DATA PROVIDED:
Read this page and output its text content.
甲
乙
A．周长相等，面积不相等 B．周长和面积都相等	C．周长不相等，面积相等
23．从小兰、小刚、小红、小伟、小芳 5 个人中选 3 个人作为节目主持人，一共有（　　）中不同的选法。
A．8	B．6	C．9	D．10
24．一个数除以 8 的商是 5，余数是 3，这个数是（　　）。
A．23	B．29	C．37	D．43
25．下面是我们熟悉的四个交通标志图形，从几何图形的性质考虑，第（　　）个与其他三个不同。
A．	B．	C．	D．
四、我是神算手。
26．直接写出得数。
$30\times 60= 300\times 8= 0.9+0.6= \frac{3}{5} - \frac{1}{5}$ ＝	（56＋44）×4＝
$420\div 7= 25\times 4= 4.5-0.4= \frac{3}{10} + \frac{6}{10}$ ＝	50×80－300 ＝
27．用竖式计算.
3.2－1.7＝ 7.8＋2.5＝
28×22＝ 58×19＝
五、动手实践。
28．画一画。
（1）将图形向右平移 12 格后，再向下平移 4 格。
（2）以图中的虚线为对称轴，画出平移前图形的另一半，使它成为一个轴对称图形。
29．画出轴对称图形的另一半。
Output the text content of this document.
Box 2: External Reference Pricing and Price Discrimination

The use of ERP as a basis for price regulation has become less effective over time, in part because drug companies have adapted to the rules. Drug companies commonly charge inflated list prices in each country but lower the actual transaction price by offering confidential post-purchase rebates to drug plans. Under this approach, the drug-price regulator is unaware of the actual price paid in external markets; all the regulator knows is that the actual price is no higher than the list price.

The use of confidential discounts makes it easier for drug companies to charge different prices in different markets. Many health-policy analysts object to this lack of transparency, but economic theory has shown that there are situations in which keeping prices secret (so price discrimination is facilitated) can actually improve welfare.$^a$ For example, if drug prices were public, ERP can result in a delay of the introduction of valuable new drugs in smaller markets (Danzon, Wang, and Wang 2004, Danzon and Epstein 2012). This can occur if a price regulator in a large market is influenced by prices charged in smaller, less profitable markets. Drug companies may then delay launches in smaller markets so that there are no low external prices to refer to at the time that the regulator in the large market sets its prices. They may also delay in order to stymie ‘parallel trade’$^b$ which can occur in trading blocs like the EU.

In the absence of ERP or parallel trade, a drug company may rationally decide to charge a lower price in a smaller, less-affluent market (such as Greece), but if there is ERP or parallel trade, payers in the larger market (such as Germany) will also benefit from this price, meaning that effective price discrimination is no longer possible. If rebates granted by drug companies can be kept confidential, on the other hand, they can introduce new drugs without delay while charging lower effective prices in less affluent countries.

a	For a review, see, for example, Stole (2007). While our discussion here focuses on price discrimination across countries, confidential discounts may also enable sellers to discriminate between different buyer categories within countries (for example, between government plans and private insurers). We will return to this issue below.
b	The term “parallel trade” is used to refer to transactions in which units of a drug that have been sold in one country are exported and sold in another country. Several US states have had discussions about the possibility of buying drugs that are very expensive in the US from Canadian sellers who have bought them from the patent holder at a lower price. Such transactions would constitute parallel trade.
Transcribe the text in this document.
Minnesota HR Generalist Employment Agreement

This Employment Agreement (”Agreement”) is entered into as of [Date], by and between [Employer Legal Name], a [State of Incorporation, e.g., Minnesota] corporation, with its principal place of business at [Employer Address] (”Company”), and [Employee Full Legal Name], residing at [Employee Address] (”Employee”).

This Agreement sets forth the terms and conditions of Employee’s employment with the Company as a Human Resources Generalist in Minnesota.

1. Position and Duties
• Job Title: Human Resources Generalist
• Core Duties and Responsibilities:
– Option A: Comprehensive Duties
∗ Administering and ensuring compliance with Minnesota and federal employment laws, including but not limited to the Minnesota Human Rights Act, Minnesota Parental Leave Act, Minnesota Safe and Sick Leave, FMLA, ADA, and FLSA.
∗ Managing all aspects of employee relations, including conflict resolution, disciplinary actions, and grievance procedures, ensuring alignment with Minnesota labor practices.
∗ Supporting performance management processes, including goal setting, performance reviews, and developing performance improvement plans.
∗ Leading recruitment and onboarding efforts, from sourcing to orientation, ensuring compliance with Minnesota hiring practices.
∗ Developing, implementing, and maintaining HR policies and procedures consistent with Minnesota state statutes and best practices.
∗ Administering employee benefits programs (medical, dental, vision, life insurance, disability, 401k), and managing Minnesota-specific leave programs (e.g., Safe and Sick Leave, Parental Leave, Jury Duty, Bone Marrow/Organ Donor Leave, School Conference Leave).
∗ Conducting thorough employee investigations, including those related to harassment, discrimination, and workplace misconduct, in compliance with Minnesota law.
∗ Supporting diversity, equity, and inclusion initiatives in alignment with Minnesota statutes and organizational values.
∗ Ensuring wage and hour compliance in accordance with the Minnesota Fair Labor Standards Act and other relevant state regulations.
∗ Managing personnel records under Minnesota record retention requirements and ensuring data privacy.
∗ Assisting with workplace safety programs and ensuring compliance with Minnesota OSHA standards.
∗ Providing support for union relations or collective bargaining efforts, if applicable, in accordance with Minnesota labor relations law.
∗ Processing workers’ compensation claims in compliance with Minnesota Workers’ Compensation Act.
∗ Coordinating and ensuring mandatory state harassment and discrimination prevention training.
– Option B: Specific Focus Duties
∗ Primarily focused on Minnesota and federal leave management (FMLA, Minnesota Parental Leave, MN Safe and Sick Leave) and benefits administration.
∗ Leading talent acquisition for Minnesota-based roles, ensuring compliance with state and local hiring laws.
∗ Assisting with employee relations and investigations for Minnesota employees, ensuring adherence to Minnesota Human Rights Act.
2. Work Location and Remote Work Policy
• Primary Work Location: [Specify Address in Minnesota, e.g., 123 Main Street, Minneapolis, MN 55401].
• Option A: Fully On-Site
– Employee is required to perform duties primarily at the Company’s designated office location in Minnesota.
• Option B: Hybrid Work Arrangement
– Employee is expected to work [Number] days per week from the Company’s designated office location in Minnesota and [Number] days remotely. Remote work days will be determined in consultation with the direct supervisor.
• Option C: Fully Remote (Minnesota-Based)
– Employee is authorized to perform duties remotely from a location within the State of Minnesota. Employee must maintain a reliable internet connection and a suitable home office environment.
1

YOUR OBJECTIVE:
Copy out each line of the entries that holds "example".

THE RESPONSE:
The use of confidential discounts makes it easier for drug companies to charge different prices in different markets. Many health-policy analysts object to this lack of transparency, but economic theory has shown that there are situations in which keeping prices secret (so price discrimination is facilitated) can actually improve welfare.$^a$ For example, if drug prices were public, ERP can result in a delay of the introduction of valuable new drugs in smaller markets (Danzon, Wang, and Wang 2004, Danzon and Epstein 2012). This can occur if a price regulator in a large market is influenced by prices charged in smaller, less profitable markets. Drug companies may then delay launches in smaller markets so that there are no low external prices to refer to at the time that the regulator in the large market sets its prices. They may also delay in order to stymie ‘parallel trade’$^b$ which can occur in trading blocs like the EU.
a	For a review, see, for example, Stole (2007). While our discussion here focuses on price discrimination across countries, confidential discounts may also enable sellers to discriminate between different buyer categories within countries (for example, between government plans and private insurers). We will return to this issue below.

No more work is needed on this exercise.